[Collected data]
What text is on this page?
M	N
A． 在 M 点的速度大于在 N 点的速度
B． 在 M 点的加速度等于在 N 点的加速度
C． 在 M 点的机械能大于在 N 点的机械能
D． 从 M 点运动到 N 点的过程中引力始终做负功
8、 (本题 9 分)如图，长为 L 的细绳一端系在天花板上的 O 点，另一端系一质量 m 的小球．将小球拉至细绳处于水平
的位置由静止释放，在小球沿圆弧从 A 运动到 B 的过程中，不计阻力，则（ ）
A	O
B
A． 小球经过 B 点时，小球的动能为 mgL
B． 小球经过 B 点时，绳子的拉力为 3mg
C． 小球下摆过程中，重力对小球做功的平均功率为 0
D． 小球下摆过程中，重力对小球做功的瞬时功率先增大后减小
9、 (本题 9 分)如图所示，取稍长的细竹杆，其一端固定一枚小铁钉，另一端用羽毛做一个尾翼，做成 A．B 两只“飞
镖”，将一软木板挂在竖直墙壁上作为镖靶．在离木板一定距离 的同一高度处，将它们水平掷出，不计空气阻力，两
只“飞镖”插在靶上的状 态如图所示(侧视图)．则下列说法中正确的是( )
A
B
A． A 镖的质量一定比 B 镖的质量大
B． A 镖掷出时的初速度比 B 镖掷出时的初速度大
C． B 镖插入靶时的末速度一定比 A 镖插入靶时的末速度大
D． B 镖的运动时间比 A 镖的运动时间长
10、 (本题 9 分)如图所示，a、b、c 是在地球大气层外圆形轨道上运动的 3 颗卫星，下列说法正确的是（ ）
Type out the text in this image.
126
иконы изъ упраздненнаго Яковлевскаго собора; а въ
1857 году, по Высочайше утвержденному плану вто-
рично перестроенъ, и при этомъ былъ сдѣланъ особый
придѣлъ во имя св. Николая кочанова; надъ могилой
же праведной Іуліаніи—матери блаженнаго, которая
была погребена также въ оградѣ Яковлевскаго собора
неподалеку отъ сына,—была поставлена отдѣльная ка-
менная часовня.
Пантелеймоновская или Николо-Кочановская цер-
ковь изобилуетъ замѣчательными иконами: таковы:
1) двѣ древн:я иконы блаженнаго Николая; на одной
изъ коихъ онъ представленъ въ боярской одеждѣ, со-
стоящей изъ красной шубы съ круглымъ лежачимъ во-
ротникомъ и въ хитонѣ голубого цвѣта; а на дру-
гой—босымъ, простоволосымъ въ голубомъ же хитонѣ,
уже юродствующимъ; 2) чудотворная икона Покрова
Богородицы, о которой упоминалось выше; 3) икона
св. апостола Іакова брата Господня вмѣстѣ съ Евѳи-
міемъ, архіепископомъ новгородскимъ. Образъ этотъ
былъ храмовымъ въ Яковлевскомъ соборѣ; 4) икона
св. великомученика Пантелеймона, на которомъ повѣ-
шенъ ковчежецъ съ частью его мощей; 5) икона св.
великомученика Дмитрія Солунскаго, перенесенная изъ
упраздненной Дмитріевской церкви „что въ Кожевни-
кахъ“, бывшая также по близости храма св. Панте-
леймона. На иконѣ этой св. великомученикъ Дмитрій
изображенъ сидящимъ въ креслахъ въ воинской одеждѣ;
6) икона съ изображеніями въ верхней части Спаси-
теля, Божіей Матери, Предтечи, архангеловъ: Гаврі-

Work required ▸ Give the count of lines that hold the word "была", with nothing added.

Completed task ▸ 2